Dataset items
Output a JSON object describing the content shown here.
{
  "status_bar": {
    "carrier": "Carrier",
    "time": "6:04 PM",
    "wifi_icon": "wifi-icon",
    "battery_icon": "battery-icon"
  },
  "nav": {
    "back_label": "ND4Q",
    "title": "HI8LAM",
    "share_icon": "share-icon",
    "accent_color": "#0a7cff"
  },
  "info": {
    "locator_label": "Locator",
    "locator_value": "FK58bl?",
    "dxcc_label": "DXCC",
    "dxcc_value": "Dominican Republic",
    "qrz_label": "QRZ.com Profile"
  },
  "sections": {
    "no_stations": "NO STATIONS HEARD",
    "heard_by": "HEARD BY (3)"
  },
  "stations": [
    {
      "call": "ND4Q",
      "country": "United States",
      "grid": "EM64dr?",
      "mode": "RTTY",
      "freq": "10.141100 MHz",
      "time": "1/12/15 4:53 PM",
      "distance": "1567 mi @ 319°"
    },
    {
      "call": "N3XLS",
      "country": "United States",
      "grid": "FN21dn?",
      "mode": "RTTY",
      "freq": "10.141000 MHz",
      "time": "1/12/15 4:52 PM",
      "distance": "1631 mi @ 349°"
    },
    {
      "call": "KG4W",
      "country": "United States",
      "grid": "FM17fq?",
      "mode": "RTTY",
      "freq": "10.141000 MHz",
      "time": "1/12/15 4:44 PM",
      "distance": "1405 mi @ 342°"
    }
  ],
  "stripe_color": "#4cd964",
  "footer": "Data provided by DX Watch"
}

## To be done
Restate each record word for word.

## Result of this task
Output a JSON object describing the content shown here.
{
  "status_bar": {
    "carrier": "Carrier",
    "time": "6:04 PM",
    "wifi_icon": "wifi-icon",
    "battery_icon": "battery-icon"
  },
  "nav": {
    "back_label": "ND4Q",
    "title": "HI8LAM",
    "share_icon": "share-icon",
    "accent_color": "#0a7cff"
  },
  "info": {
    "locator_label": "Locator",
    "locator_value": "FK58bl?",
    "dxcc_label": "DXCC",
    "dxcc_value": "Dominican Republic",
    "qrz_label": "QRZ.com Profile"
  },
  "sections": {
    "no_stations": "NO STATIONS HEARD",
    "heard_by": "HEARD BY (3)"
  },
  "stations": [
    {
      "call": "ND4Q",
      "country": "United States",
      "grid": "EM64dr?",
      "mode": "RTTY",
      "freq": "10.141100 MHz",
      "time": "1/12/15 4:53 PM",
      "distance": "1567 mi @ 319°"
    },
    {
      "call": "N3XLS",
      "country": "United States",
      "grid": "FN21dn?",
      "mode": "RTTY",
      "freq": "10.141000 MHz",
      "time": "1/12/15 4:52 PM",
      "distance": "1631 mi @ 349°"
    },
    {
      "call": "KG4W",
      "country": "United States",
      "grid": "FM17fq?",
      "mode": "RTTY",
      "freq": "10.141000 MHz",
      "time": "1/12/15 4:44 PM",
      "distance": "1405 mi @ 342°"
    }
  ],
  "stripe_color": "#4cd964",
  "footer": "Data provided by DX Watch"
}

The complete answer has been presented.